* Exercise description: Reproduce each of the lines word for word.

::: Material shown :::

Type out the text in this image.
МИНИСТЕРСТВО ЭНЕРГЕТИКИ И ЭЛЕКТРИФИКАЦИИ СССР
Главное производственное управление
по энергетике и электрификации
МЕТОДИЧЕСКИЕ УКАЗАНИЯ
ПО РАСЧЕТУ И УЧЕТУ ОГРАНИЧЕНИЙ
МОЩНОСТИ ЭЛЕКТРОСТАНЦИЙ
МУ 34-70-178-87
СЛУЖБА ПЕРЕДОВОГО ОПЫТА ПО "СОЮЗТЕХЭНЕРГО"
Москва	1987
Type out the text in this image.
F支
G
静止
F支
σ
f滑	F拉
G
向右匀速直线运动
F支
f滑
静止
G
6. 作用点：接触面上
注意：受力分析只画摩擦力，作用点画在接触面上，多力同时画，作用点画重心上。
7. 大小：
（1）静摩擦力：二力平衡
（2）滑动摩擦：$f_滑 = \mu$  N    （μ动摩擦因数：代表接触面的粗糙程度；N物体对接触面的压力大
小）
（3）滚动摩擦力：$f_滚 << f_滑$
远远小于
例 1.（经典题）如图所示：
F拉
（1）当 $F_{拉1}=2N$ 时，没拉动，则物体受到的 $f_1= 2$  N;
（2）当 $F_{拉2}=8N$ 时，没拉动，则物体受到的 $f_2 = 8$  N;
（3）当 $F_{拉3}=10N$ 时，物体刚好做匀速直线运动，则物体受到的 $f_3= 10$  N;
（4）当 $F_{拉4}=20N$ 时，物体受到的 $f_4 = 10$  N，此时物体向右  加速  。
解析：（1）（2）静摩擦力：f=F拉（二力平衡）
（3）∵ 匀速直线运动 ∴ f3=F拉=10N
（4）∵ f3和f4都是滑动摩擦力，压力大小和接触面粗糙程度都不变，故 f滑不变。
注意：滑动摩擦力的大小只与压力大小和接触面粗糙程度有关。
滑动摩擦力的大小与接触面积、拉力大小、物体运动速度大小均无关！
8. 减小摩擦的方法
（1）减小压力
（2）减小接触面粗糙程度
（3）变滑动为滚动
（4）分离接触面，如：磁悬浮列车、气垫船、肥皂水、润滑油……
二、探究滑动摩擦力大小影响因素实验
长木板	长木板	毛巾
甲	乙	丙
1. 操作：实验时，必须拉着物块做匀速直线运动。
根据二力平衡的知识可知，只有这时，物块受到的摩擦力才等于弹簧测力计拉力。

:::

* Result below:
Type out the text in this image.
МИНИСТЕРСТВО ЭНЕРГЕТИКИ И ЭЛЕКТРИФИКАЦИИ СССР
Главное производственное управление
по энергетике и электрификации
МЕТОДИЧЕСКИЕ УКАЗАНИЯ
ПО РАСЧЕТУ И УЧЕТУ ОГРАНИЧЕНИЙ
МОЩНОСТИ ЭЛЕКТРОСТАНЦИЙ
МУ 34-70-178-87
СЛУЖБА ПЕРЕДОВОГО ОПЫТА ПО "СОЮЗТЕХЭНЕРГО"
Москва	1987
Type out the text in this image.
F支
G
静止
F支
σ
f滑	F拉
G
向右匀速直线运动
F支
f滑
静止
G
6. 作用点：接触面上
注意：受力分析只画摩擦力，作用点画在接触面上，多力同时画，作用点画重心上。
7. 大小：
（1）静摩擦力：二力平衡
（2）滑动摩擦：$f_滑 = \mu$  N    （μ动摩擦因数：代表接触面的粗糙程度；N物体对接触面的压力大
小）
（3）滚动摩擦力：$f_滚 << f_滑$
远远小于
例 1.（经典题）如图所示：
F拉
（1）当 $F_{拉1}=2N$ 时，没拉动，则物体受到的 $f_1= 2$  N;
（2）当 $F_{拉2}=8N$ 时，没拉动，则物体受到的 $f_2 = 8$  N;
（3）当 $F_{拉3}=10N$ 时，物体刚好做匀速直线运动，则物体受到的 $f_3= 10$  N;
（4）当 $F_{拉4}=20N$ 时，物体受到的 $f_4 = 10$  N，此时物体向右  加速  。
解析：（1）（2）静摩擦力：f=F拉（二力平衡）
（3）∵ 匀速直线运动 ∴ f3=F拉=10N
（4）∵ f3和f4都是滑动摩擦力，压力大小和接触面粗糙程度都不变，故 f滑不变。
注意：滑动摩擦力的大小只与压力大小和接触面粗糙程度有关。
滑动摩擦力的大小与接触面积、拉力大小、物体运动速度大小均无关！
8. 减小摩擦的方法
（1）减小压力
（2）减小接触面粗糙程度
（3）变滑动为滚动
（4）分离接触面，如：磁悬浮列车、气垫船、肥皂水、润滑油……
二、探究滑动摩擦力大小影响因素实验
长木板	长木板	毛巾
甲	乙	丙
1. 操作：实验时，必须拉着物块做匀速直线运动。
根据二力平衡的知识可知，只有这时，物块受到的摩擦力才等于弹簧测力计拉力。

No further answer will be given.